Find each line containing the string "ffffff". Copy it.

— BEGIN Record excerpts —

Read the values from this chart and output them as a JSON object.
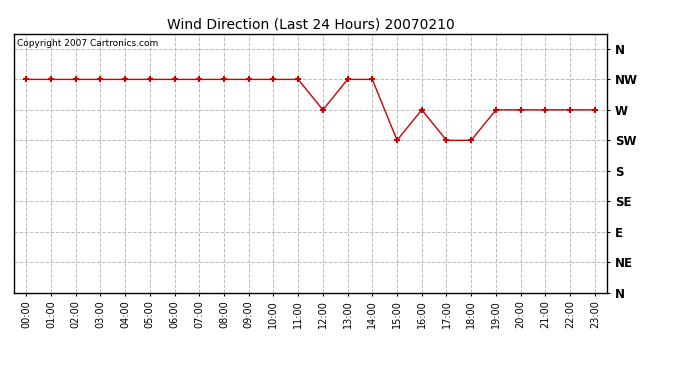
{
  "title": "Wind Direction (Last 24 Hours) 20070210",
  "copyright_text": "Copyright 2007 Cartronics.com",
  "background_color": "#ffffff",
  "plot_background_color": "#ffffff",
  "grid_color": "#bbbbbb",
  "line_color": "#cc0000",
  "marker_color": "#cc0000",
  "hours": [
    0,
    1,
    2,
    3,
    4,
    5,
    6,
    7,
    8,
    9,
    10,
    11,
    12,
    13,
    14,
    15,
    16,
    17,
    18,
    19,
    20,
    21,
    22,
    23
  ],
  "wind_values": [
    7,
    7,
    7,
    7,
    7,
    7,
    7,
    7,
    7,
    7,
    7,
    7,
    6,
    7,
    7,
    5,
    6,
    5,
    5,
    6,
    6,
    6,
    6,
    6
  ],
  "ytick_labels": [
    "N",
    "NE",
    "E",
    "SE",
    "S",
    "SW",
    "W",
    "NW",
    "N"
  ],
  "ytick_values": [
    0,
    1,
    2,
    3,
    4,
    5,
    6,
    7,
    8
  ],
  "ylim": [
    0.0,
    8.5
  ],
  "xlim": [
    -0.5,
    23.5
  ]
}
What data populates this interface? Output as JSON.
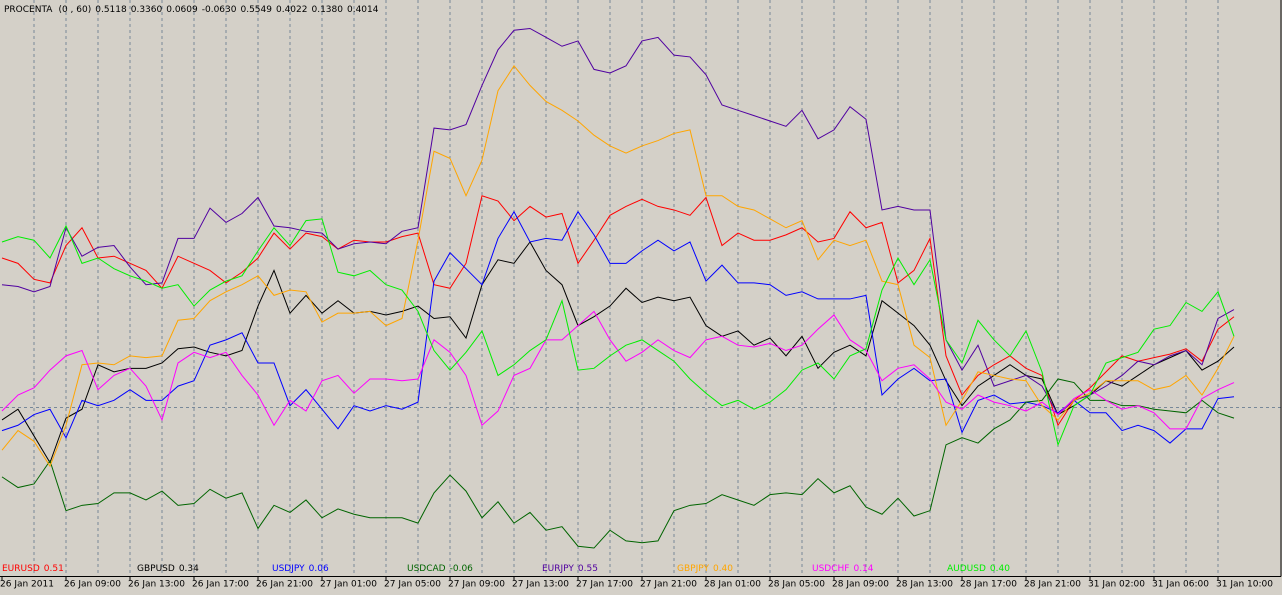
{
  "chart_data": {
    "type": "line",
    "indicator": "PROCENTA",
    "params": "(0 , 60)",
    "categories": [
      "26 Jan 2011",
      null,
      null,
      null,
      "26 Jan 09:00",
      null,
      null,
      null,
      "26 Jan 13:00",
      null,
      null,
      null,
      "26 Jan 17:00",
      null,
      null,
      null,
      "26 Jan 21:00",
      null,
      null,
      null,
      "27 Jan 01:00",
      null,
      null,
      null,
      "27 Jan 05:00",
      null,
      null,
      null,
      "27 Jan 09:00",
      null,
      null,
      null,
      "27 Jan 13:00",
      null,
      null,
      null,
      "27 Jan 17:00",
      null,
      null,
      null,
      "27 Jan 21:00",
      null,
      null,
      null,
      "28 Jan 01:00",
      null,
      null,
      null,
      "28 Jan 05:00",
      null,
      null,
      null,
      "28 Jan 09:00",
      null,
      null,
      null,
      "28 Jan 13:00",
      null,
      null,
      null,
      "28 Jan 17:00",
      null,
      null,
      null,
      "28 Jan 21:00",
      null,
      null,
      null,
      "31 Jan 02:00",
      null,
      null,
      null,
      "31 Jan 06:00",
      null,
      null,
      null,
      "31 Jan 10:00",
      null
    ],
    "ylim": [
      -0.95,
      2.29
    ],
    "hline": 0,
    "grid": true,
    "series": [
      {
        "name": "EURUSD",
        "color": "#ff0000",
        "current": 0.5118,
        "current_label": "0.5118",
        "legend_label": "0.51",
        "values": [
          0.84,
          0.81,
          0.72,
          0.7,
          0.91,
          1.01,
          0.84,
          0.85,
          0.81,
          0.77,
          0.67,
          0.85,
          0.81,
          0.77,
          0.7,
          0.76,
          0.84,
          0.98,
          0.89,
          0.98,
          0.96,
          0.89,
          0.94,
          0.93,
          0.93,
          0.96,
          0.98,
          0.69,
          0.67,
          0.81,
          1.19,
          1.16,
          1.05,
          1.13,
          1.07,
          1.09,
          0.81,
          0.94,
          1.08,
          1.13,
          1.17,
          1.13,
          1.11,
          1.08,
          1.18,
          0.91,
          0.98,
          0.94,
          0.94,
          0.97,
          1.01,
          0.93,
          0.95,
          1.1,
          1.01,
          1.04,
          0.7,
          0.77,
          0.95,
          0.29,
          0.07,
          0.18,
          0.24,
          0.29,
          0.22,
          0.18,
          -0.1,
          0.04,
          0.11,
          0.2,
          0.29,
          0.26,
          0.28,
          0.3,
          0.33,
          0.26,
          0.44,
          0.51
        ]
      },
      {
        "name": "GBPUSD",
        "color": "#000000",
        "current": 0.336,
        "current_label": "0.3360",
        "legend_label": "0.34",
        "values": [
          -0.07,
          -0.01,
          -0.16,
          -0.31,
          -0.06,
          -0.01,
          0.24,
          0.2,
          0.22,
          0.22,
          0.25,
          0.33,
          0.34,
          0.31,
          0.29,
          0.32,
          0.57,
          0.77,
          0.53,
          0.63,
          0.53,
          0.6,
          0.53,
          0.54,
          0.52,
          0.54,
          0.57,
          0.5,
          0.51,
          0.39,
          0.69,
          0.83,
          0.81,
          0.93,
          0.77,
          0.69,
          0.46,
          0.51,
          0.57,
          0.67,
          0.59,
          0.62,
          0.6,
          0.62,
          0.46,
          0.4,
          0.43,
          0.35,
          0.39,
          0.29,
          0.4,
          0.22,
          0.31,
          0.35,
          0.29,
          0.6,
          0.53,
          0.46,
          0.35,
          0.15,
          0.01,
          0.12,
          0.18,
          0.24,
          0.18,
          0.16,
          -0.04,
          0.01,
          0.07,
          0.15,
          0.12,
          0.18,
          0.24,
          0.28,
          0.32,
          0.21,
          0.26,
          0.34
        ]
      },
      {
        "name": "USDJPY",
        "color": "#0000ff",
        "current": 0.0609,
        "current_label": "0.0609",
        "legend_label": "0.06",
        "values": [
          -0.13,
          -0.1,
          -0.04,
          -0.01,
          -0.17,
          0.04,
          0.01,
          0.04,
          0.1,
          0.04,
          0.04,
          0.12,
          0.15,
          0.35,
          0.38,
          0.42,
          0.25,
          0.25,
          0.01,
          0.1,
          -0.01,
          -0.12,
          0.01,
          -0.02,
          0.01,
          -0.01,
          0.03,
          0.71,
          0.87,
          0.78,
          0.69,
          0.95,
          1.1,
          0.93,
          0.95,
          0.94,
          1.1,
          0.97,
          0.81,
          0.81,
          0.88,
          0.94,
          0.88,
          0.93,
          0.71,
          0.8,
          0.7,
          0.7,
          0.69,
          0.63,
          0.65,
          0.61,
          0.61,
          0.61,
          0.63,
          0.07,
          0.16,
          0.22,
          0.15,
          0.16,
          -0.14,
          0.04,
          0.07,
          0.02,
          0.03,
          0.01,
          -0.03,
          0.04,
          -0.03,
          -0.03,
          -0.13,
          -0.1,
          -0.13,
          -0.2,
          -0.12,
          -0.12,
          0.05,
          0.06
        ]
      },
      {
        "name": "USDCAD",
        "color": "#006400",
        "current": -0.063,
        "current_label": "-0.0630",
        "legend_label": "-0.06",
        "values": [
          -0.39,
          -0.45,
          -0.43,
          -0.3,
          -0.58,
          -0.55,
          -0.54,
          -0.48,
          -0.48,
          -0.52,
          -0.47,
          -0.55,
          -0.54,
          -0.46,
          -0.51,
          -0.48,
          -0.68,
          -0.55,
          -0.59,
          -0.52,
          -0.62,
          -0.57,
          -0.6,
          -0.62,
          -0.62,
          -0.62,
          -0.65,
          -0.48,
          -0.38,
          -0.47,
          -0.62,
          -0.53,
          -0.65,
          -0.59,
          -0.69,
          -0.67,
          -0.78,
          -0.79,
          -0.69,
          -0.75,
          -0.76,
          -0.75,
          -0.58,
          -0.55,
          -0.54,
          -0.49,
          -0.52,
          -0.55,
          -0.49,
          -0.48,
          -0.49,
          -0.4,
          -0.48,
          -0.44,
          -0.56,
          -0.6,
          -0.51,
          -0.61,
          -0.58,
          -0.21,
          -0.17,
          -0.2,
          -0.12,
          -0.07,
          0.03,
          0.04,
          0.16,
          0.14,
          0.04,
          0.04,
          0.01,
          0.01,
          -0.01,
          -0.02,
          -0.03,
          0.04,
          -0.03,
          -0.06
        ]
      },
      {
        "name": "EURJPY",
        "color": "#5000a0",
        "current": 0.5549,
        "current_label": "0.5549",
        "legend_label": "0.55",
        "values": [
          0.69,
          0.68,
          0.65,
          0.68,
          1.01,
          0.85,
          0.9,
          0.91,
          0.79,
          0.69,
          0.7,
          0.95,
          0.95,
          1.12,
          1.04,
          1.09,
          1.18,
          1.02,
          1.01,
          0.99,
          0.98,
          0.89,
          0.92,
          0.93,
          0.92,
          0.99,
          1.01,
          1.57,
          1.56,
          1.59,
          1.81,
          2.01,
          2.12,
          2.13,
          2.08,
          2.03,
          2.06,
          1.9,
          1.88,
          1.92,
          2.06,
          2.08,
          1.98,
          1.97,
          1.87,
          1.7,
          1.67,
          1.64,
          1.61,
          1.58,
          1.67,
          1.51,
          1.56,
          1.69,
          1.62,
          1.11,
          1.13,
          1.11,
          1.11,
          0.38,
          0.21,
          0.35,
          0.12,
          0.15,
          0.18,
          0.12,
          -0.04,
          0.04,
          0.07,
          0.12,
          0.18,
          0.26,
          0.24,
          0.29,
          0.32,
          0.24,
          0.5,
          0.55
        ]
      },
      {
        "name": "GBPJPY",
        "color": "#ffa500",
        "current": 0.4022,
        "current_label": "0.4022",
        "legend_label": "0.40",
        "values": [
          -0.24,
          -0.13,
          -0.19,
          -0.33,
          -0.1,
          0.24,
          0.25,
          0.24,
          0.29,
          0.28,
          0.29,
          0.49,
          0.5,
          0.6,
          0.65,
          0.69,
          0.74,
          0.63,
          0.66,
          0.65,
          0.48,
          0.53,
          0.53,
          0.54,
          0.46,
          0.5,
          0.94,
          1.44,
          1.4,
          1.19,
          1.39,
          1.78,
          1.92,
          1.81,
          1.72,
          1.67,
          1.61,
          1.53,
          1.47,
          1.43,
          1.47,
          1.5,
          1.54,
          1.56,
          1.19,
          1.19,
          1.13,
          1.11,
          1.06,
          1.01,
          1.05,
          0.83,
          0.94,
          0.91,
          0.94,
          0.71,
          0.69,
          0.35,
          0.28,
          -0.1,
          0.04,
          0.2,
          0.18,
          0.16,
          0.15,
          0.01,
          -0.07,
          0.04,
          0.08,
          0.15,
          0.15,
          0.15,
          0.1,
          0.12,
          0.18,
          0.07,
          0.22,
          0.4
        ]
      },
      {
        "name": "USDCHF",
        "color": "#ff00ff",
        "current": 0.138,
        "current_label": "0.1380",
        "legend_label": "0.14",
        "values": [
          -0.02,
          0.07,
          0.11,
          0.21,
          0.29,
          0.32,
          0.1,
          0.18,
          0.22,
          0.12,
          -0.07,
          0.25,
          0.31,
          0.28,
          0.31,
          0.18,
          0.07,
          -0.1,
          0.04,
          -0.02,
          0.15,
          0.18,
          0.08,
          0.16,
          0.16,
          0.15,
          0.16,
          0.38,
          0.31,
          0.18,
          -0.1,
          -0.02,
          0.18,
          0.22,
          0.38,
          0.38,
          0.46,
          0.54,
          0.38,
          0.26,
          0.31,
          0.38,
          0.32,
          0.28,
          0.38,
          0.4,
          0.35,
          0.34,
          0.36,
          0.32,
          0.35,
          0.44,
          0.52,
          0.38,
          0.32,
          0.15,
          0.22,
          0.24,
          0.16,
          0.03,
          -0.01,
          0.07,
          0.03,
          0.01,
          -0.02,
          0.03,
          -0.04,
          0.05,
          0.1,
          0.04,
          -0.01,
          0.01,
          -0.03,
          -0.12,
          -0.12,
          0.05,
          0.1,
          0.14
        ]
      },
      {
        "name": "AUDUSD",
        "color": "#00ee00",
        "current": 0.4014,
        "current_label": "0.4014",
        "legend_label": "0.40",
        "values": [
          0.93,
          0.96,
          0.94,
          0.84,
          1.02,
          0.81,
          0.84,
          0.78,
          0.74,
          0.71,
          0.67,
          0.69,
          0.57,
          0.66,
          0.71,
          0.74,
          0.88,
          1.01,
          0.91,
          1.05,
          1.06,
          0.76,
          0.74,
          0.77,
          0.69,
          0.66,
          0.54,
          0.32,
          0.21,
          0.31,
          0.43,
          0.18,
          0.24,
          0.32,
          0.38,
          0.6,
          0.21,
          0.22,
          0.29,
          0.35,
          0.38,
          0.32,
          0.26,
          0.16,
          0.08,
          0.01,
          0.04,
          -0.01,
          0.03,
          0.1,
          0.21,
          0.25,
          0.16,
          0.29,
          0.33,
          0.66,
          0.84,
          0.69,
          0.83,
          0.38,
          0.25,
          0.49,
          0.38,
          0.29,
          0.43,
          0.2,
          -0.21,
          0.01,
          0.07,
          0.25,
          0.28,
          0.31,
          0.44,
          0.46,
          0.59,
          0.54,
          0.65,
          0.4
        ]
      }
    ]
  }
}
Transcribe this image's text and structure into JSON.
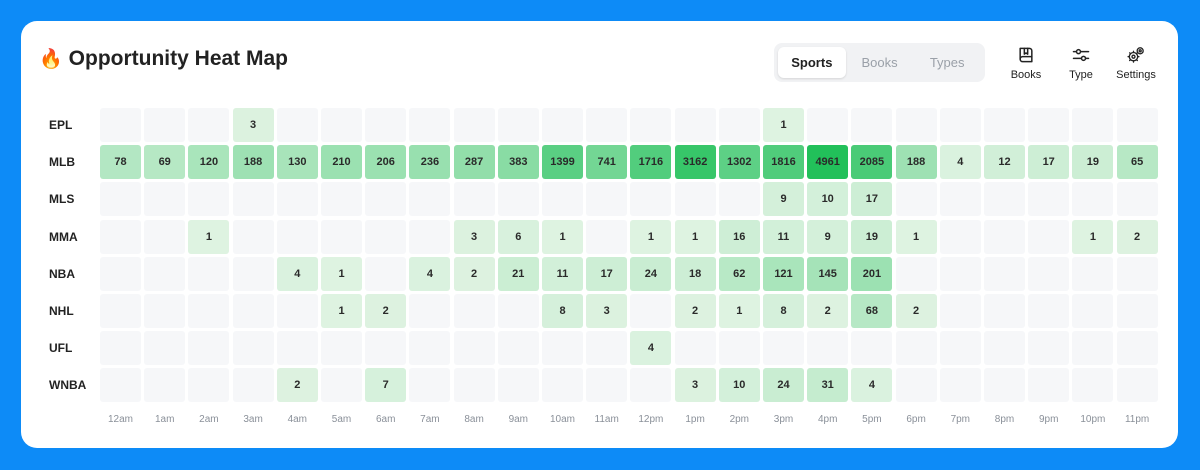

— END Record excerpts —

**Task answer**
  "background_color": "#ffffff",
  "plot_background_color": "#ffffff",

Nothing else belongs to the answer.